Dataset records

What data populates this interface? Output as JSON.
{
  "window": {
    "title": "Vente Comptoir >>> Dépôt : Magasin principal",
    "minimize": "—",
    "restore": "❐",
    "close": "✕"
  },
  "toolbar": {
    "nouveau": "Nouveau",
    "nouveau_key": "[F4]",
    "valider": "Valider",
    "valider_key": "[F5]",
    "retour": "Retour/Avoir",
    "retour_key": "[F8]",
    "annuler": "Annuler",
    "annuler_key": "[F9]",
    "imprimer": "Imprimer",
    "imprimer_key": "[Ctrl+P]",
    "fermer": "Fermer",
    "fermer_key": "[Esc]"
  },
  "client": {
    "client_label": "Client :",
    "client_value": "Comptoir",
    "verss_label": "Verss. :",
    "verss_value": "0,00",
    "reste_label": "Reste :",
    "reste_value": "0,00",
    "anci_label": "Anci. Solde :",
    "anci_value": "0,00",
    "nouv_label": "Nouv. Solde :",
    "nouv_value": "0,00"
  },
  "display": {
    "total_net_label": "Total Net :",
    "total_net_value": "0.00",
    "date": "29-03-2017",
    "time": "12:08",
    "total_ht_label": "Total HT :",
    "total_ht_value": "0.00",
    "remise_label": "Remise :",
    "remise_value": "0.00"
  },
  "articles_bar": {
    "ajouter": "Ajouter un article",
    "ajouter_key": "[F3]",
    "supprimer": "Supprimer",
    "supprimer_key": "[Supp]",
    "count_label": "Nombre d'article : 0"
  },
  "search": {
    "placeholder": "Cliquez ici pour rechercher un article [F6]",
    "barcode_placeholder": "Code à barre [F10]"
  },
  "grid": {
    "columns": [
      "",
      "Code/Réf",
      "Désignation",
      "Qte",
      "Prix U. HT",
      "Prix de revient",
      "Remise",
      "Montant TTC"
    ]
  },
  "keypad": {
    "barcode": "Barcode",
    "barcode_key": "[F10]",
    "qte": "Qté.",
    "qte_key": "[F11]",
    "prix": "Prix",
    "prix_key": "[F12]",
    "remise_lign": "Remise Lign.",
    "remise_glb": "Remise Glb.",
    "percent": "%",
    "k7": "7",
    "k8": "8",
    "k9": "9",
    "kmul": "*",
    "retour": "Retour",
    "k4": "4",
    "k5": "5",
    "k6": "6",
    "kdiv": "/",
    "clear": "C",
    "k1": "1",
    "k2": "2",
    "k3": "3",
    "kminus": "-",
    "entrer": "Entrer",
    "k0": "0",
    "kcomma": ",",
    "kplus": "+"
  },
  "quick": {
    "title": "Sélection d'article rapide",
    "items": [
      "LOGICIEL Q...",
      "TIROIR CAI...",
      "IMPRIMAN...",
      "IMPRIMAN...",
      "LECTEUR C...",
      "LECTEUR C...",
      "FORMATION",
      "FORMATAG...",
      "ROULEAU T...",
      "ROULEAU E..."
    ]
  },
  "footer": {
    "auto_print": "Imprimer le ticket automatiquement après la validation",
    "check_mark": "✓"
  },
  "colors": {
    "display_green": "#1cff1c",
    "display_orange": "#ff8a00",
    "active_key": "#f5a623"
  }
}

▶ Work to do:
Restate the data above word for word.

▶ Exercise result:
What data populates this interface? Output as JSON.
{
  "window": {
    "title": "Vente Comptoir >>> Dépôt : Magasin principal",
    "minimize": "—",
    "restore": "❐",
    "close": "✕"
  },
  "toolbar": {
    "nouveau": "Nouveau",
    "nouveau_key": "[F4]",
    "valider": "Valider",
    "valider_key": "[F5]",
    "retour": "Retour/Avoir",
    "retour_key": "[F8]",
    "annuler": "Annuler",
    "annuler_key": "[F9]",
    "imprimer": "Imprimer",
    "imprimer_key": "[Ctrl+P]",
    "fermer": "Fermer",
    "fermer_key": "[Esc]"
  },
  "client": {
    "client_label": "Client :",
    "client_value": "Comptoir",
    "verss_label": "Verss. :",
    "verss_value": "0,00",
    "reste_label": "Reste :",
    "reste_value": "0,00",
    "anci_label": "Anci. Solde :",
    "anci_value": "0,00",
    "nouv_label": "Nouv. Solde :",
    "nouv_value": "0,00"
  },
  "display": {
    "total_net_label": "Total Net :",
    "total_net_value": "0.00",
    "date": "29-03-2017",
    "time": "12:08",
    "total_ht_label": "Total HT :",
    "total_ht_value": "0.00",
    "remise_label": "Remise :",
    "remise_value": "0.00"
  },
  "articles_bar": {
    "ajouter": "Ajouter un article",
    "ajouter_key": "[F3]",
    "supprimer": "Supprimer",
    "supprimer_key": "[Supp]",
    "count_label": "Nombre d'article : 0"
  },
  "search": {
    "placeholder": "Cliquez ici pour rechercher un article [F6]",
    "barcode_placeholder": "Code à barre [F10]"
  },
  "grid": {
    "columns": [
      "",
      "Code/Réf",
      "Désignation",
      "Qte",
      "Prix U. HT",
      "Prix de revient",
      "Remise",
      "Montant TTC"
    ]
  },
  "keypad": {
    "barcode": "Barcode",
    "barcode_key": "[F10]",
    "qte": "Qté.",
    "qte_key": "[F11]",
    "prix": "Prix",
    "prix_key": "[F12]",
    "remise_lign": "Remise Lign.",
    "remise_glb": "Remise Glb.",
    "percent": "%",
    "k7": "7",
    "k8": "8",
    "k9": "9",
    "kmul": "*",
    "retour": "Retour",
    "k4": "4",
    "k5": "5",
    "k6": "6",
    "kdiv": "/",
    "clear": "C",
    "k1": "1",
    "k2": "2",
    "k3": "3",
    "kminus": "-",
    "entrer": "Entrer",
    "k0": "0",
    "kcomma": ",",
    "kplus": "+"
  },
  "quick": {
    "title": "Sélection d'article rapide",
    "items": [
      "LOGICIEL Q...",
      "TIROIR CAI...",
      "IMPRIMAN...",
      "IMPRIMAN...",
      "LECTEUR C...",
      "LECTEUR C...",
      "FORMATION",
      "FORMATAG...",
      "ROULEAU T...",
      "ROULEAU E..."
    ]
  },
  "footer": {
    "auto_print": "Imprimer le ticket automatiquement après la validation",
    "check_mark": "✓"
  },
  "colors": {
    "display_green": "#1cff1c",
    "display_orange": "#ff8a00",
    "active_key": "#f5a623"
  }
}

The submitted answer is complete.